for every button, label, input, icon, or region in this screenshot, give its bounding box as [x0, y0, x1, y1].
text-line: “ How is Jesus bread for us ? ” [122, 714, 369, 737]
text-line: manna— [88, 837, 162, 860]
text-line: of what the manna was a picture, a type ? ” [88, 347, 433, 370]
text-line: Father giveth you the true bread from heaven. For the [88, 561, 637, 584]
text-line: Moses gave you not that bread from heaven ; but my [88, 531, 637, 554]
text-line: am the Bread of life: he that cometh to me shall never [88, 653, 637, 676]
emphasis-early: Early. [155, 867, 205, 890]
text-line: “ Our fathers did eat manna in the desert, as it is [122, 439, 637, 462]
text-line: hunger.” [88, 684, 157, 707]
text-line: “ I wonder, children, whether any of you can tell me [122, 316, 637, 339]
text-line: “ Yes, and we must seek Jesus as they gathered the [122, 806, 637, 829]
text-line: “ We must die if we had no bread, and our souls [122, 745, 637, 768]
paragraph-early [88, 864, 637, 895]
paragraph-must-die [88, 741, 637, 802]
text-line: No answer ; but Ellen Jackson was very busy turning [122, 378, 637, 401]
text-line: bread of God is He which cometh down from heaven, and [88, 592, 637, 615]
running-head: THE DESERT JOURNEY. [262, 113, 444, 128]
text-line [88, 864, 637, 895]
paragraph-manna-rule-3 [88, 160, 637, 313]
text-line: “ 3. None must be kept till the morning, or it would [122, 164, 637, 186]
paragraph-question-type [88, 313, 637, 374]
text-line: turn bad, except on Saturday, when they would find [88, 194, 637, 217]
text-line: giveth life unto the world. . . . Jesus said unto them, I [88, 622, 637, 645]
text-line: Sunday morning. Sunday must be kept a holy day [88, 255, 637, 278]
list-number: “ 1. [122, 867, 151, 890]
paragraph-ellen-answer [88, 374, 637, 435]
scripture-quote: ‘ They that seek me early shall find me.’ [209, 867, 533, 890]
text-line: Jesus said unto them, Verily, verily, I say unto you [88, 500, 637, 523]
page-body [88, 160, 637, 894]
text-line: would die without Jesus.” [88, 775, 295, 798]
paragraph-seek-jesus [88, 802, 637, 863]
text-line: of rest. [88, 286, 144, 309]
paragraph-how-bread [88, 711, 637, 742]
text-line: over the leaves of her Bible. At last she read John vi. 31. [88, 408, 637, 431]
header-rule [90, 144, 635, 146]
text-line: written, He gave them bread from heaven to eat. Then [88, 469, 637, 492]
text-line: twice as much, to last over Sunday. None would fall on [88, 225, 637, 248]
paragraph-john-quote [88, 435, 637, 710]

━━━━━━

Reproduce every one of the records above verbatim, line by line, with no alterations or omissions.

for every button, label, input, icon, or region in this screenshot, give its bounding box as [x0, y0, x1, y1].
text-line: “ How is Jesus bread for us ? ” [122, 714, 369, 737]
text-line: manna— [88, 837, 162, 860]
text-line: of what the manna was a picture, a type ? ” [88, 347, 433, 370]
text-line: Father giveth you the true bread from heaven. For the [88, 561, 637, 584]
text-line: Moses gave you not that bread from heaven ; but my [88, 531, 637, 554]
text-line: am the Bread of life: he that cometh to me shall never [88, 653, 637, 676]
emphasis-early: Early. [155, 867, 205, 890]
text-line: “ Our fathers did eat manna in the desert, as it is [122, 439, 637, 462]
text-line: hunger.” [88, 684, 157, 707]
text-line: “ I wonder, children, whether any of you can tell me [122, 316, 637, 339]
text-line: “ Yes, and we must seek Jesus as they gathered the [122, 806, 637, 829]
text-line: “ We must die if we had no bread, and our souls [122, 745, 637, 768]
paragraph-early [88, 864, 637, 895]
paragraph-must-die [88, 741, 637, 802]
text-line: No answer ; but Ellen Jackson was very busy turning [122, 378, 637, 401]
text-line: bread of God is He which cometh down from heaven, and [88, 592, 637, 615]
running-head: THE DESERT JOURNEY. [262, 113, 444, 128]
text-line [88, 864, 637, 895]
paragraph-manna-rule-3 [88, 160, 637, 313]
text-line: “ 3. None must be kept till the morning, or it would [122, 164, 637, 186]
paragraph-question-type [88, 313, 637, 374]
text-line: turn bad, except on Saturday, when they would find [88, 194, 637, 217]
text-line: giveth life unto the world. . . . Jesus said unto them, I [88, 622, 637, 645]
text-line: Sunday morning. Sunday must be kept a holy day [88, 255, 637, 278]
list-number: “ 1. [122, 867, 151, 890]
paragraph-ellen-answer [88, 374, 637, 435]
scripture-quote: ‘ They that seek me early shall find me.’ [209, 867, 533, 890]
text-line: Jesus said unto them, Verily, verily, I say unto you [88, 500, 637, 523]
page-body [88, 160, 637, 894]
text-line: would die without Jesus.” [88, 775, 295, 798]
paragraph-seek-jesus [88, 802, 637, 863]
text-line: of rest. [88, 286, 144, 309]
paragraph-how-bread [88, 711, 637, 742]
text-line: over the leaves of her Bible. At last she read John vi. 31. [88, 408, 637, 431]
header-rule [90, 144, 635, 146]
text-line: written, He gave them bread from heaven to eat. Then [88, 469, 637, 492]
text-line: twice as much, to last over Sunday. None would fall on [88, 225, 637, 248]
paragraph-john-quote [88, 435, 637, 710]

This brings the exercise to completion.